(Extracts from a graphics dataset)
::::

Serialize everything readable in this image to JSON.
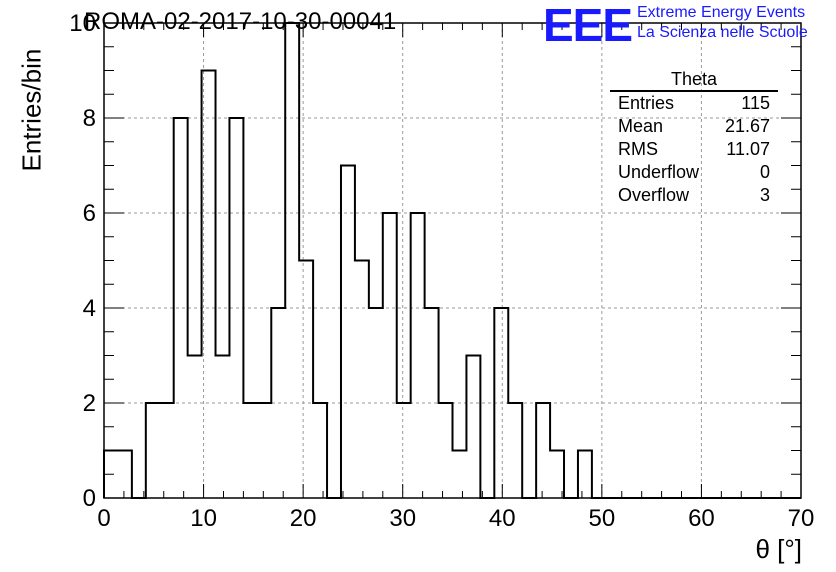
{
  "header": {
    "title": "ROMA-02-2017-10-30-00041",
    "logo_text": "EEE",
    "logo_line1": "Extreme Energy Events",
    "logo_line2": "La Scienza nelle Scuole"
  },
  "stats": {
    "title": "Theta",
    "rows": [
      {
        "label": "Entries",
        "value": "115"
      },
      {
        "label": "Mean",
        "value": "21.67"
      },
      {
        "label": "RMS",
        "value": "11.07"
      },
      {
        "label": "Underflow",
        "value": "0"
      },
      {
        "label": "Overflow",
        "value": "3"
      }
    ]
  },
  "chart_data": {
    "type": "bar",
    "style": "histogram-step",
    "title": "ROMA-02-2017-10-30-00041",
    "xlabel": "θ [°]",
    "ylabel": "Entries/bin",
    "xlim": [
      0,
      70
    ],
    "ylim": [
      0,
      10
    ],
    "bin_width": 1.4,
    "bin_edges_start": 0,
    "values": [
      1,
      1,
      0,
      2,
      2,
      8,
      3,
      9,
      3,
      8,
      2,
      2,
      4,
      10,
      5,
      2,
      0,
      7,
      5,
      4,
      6,
      2,
      6,
      4,
      2,
      1,
      3,
      0,
      4,
      2,
      0,
      2,
      1,
      0,
      1,
      0,
      0,
      0,
      0,
      0,
      0,
      0,
      0,
      0,
      0,
      0,
      0,
      0,
      0,
      0
    ],
    "xticks": [
      0,
      10,
      20,
      30,
      40,
      50,
      60,
      70
    ],
    "yticks": [
      0,
      2,
      4,
      6,
      8,
      10
    ],
    "grid": true,
    "colors": {
      "line": "#000000",
      "grid": "#9a9a9a",
      "logo": "#1a1aff"
    }
  }
}
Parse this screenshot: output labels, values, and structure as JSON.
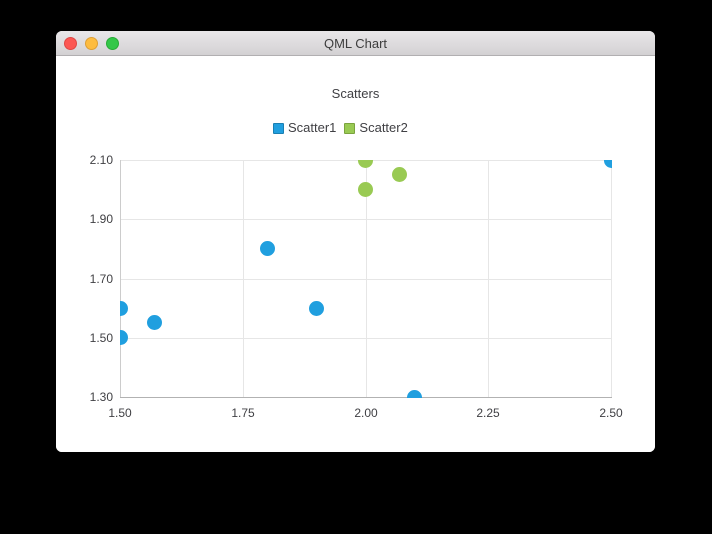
{
  "window": {
    "title": "QML Chart",
    "traffic_lights": [
      {
        "name": "close",
        "color": "#fc5753",
        "border": "#df4744"
      },
      {
        "name": "minimize",
        "color": "#fdbc40",
        "border": "#de9f34"
      },
      {
        "name": "zoom",
        "color": "#33c748",
        "border": "#27aa35"
      }
    ]
  },
  "chart_data": {
    "type": "scatter",
    "title": "Scatters",
    "xlabel": "",
    "ylabel": "",
    "grid": true,
    "legend_position": "top",
    "marker_size": 15,
    "x_axis": {
      "min": 1.5,
      "max": 2.5,
      "ticks": [
        "1.50",
        "1.75",
        "2.00",
        "2.25",
        "2.50"
      ]
    },
    "y_axis": {
      "min": 1.3,
      "max": 2.1,
      "ticks": [
        "2.10",
        "1.90",
        "1.70",
        "1.50",
        "1.30"
      ]
    },
    "series": [
      {
        "name": "Scatter1",
        "color": "#209fdf",
        "border": "#1a7fb2",
        "points": [
          {
            "x": 1.5,
            "y": 1.5
          },
          {
            "x": 1.5,
            "y": 1.6
          },
          {
            "x": 1.57,
            "y": 1.55
          },
          {
            "x": 1.8,
            "y": 1.8
          },
          {
            "x": 1.9,
            "y": 1.6
          },
          {
            "x": 2.1,
            "y": 1.3
          },
          {
            "x": 2.5,
            "y": 2.1
          }
        ]
      },
      {
        "name": "Scatter2",
        "color": "#99ca53",
        "border": "#7ba33e",
        "points": [
          {
            "x": 2.0,
            "y": 2.0
          },
          {
            "x": 2.0,
            "y": 2.1
          },
          {
            "x": 2.07,
            "y": 2.05
          }
        ]
      }
    ]
  }
}
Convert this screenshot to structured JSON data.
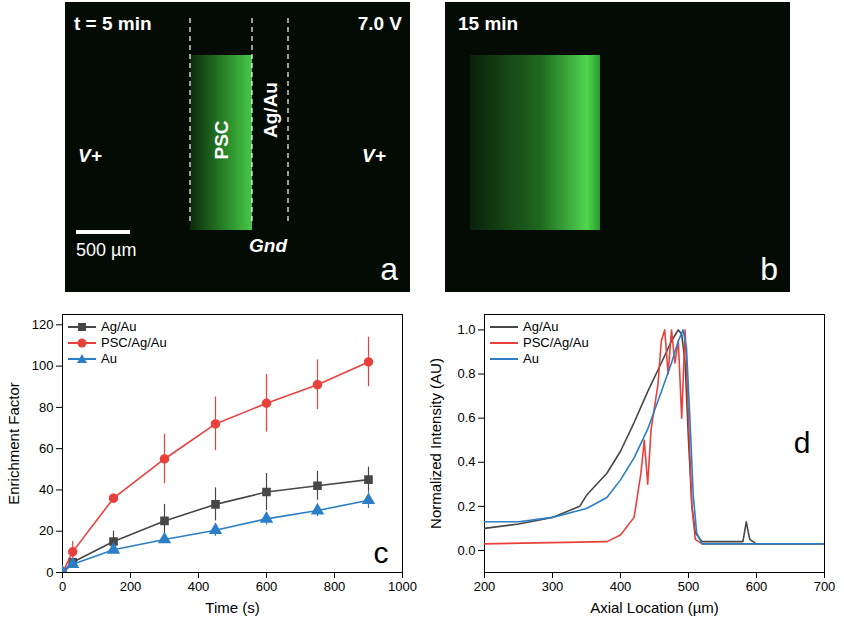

::::

How many lines in the listing above contain "values"? Answer with the number alone.

2